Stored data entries
■ ■ ■
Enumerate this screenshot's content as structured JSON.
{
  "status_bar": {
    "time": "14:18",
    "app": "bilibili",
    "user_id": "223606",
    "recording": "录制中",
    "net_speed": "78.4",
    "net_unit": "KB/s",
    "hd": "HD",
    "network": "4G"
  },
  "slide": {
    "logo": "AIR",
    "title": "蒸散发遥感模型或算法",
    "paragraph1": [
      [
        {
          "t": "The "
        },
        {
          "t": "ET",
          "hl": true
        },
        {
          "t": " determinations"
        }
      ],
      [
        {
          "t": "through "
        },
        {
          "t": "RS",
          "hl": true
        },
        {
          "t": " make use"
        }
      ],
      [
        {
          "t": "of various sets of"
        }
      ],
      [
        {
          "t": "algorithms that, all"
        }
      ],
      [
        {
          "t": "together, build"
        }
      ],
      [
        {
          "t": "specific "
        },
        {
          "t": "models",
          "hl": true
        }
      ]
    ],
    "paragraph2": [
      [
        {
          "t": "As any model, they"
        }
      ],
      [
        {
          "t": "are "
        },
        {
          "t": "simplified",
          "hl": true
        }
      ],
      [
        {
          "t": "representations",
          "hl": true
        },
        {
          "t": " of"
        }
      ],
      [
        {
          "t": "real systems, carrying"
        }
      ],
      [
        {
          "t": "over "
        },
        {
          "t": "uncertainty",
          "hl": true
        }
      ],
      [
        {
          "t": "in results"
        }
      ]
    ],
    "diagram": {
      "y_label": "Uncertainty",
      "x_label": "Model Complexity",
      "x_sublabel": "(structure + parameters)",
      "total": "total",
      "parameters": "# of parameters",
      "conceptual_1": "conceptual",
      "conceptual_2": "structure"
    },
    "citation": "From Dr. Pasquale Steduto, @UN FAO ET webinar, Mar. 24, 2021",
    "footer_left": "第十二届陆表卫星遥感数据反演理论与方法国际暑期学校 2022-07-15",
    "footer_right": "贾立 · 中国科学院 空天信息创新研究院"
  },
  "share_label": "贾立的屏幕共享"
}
■ ■ ■
* The problem *
For each line above that contains the word "parameters", copy that line.

* Output of the task *
      "x_sublabel": "(structure + parameters)",
      "parameters": "# of parameters",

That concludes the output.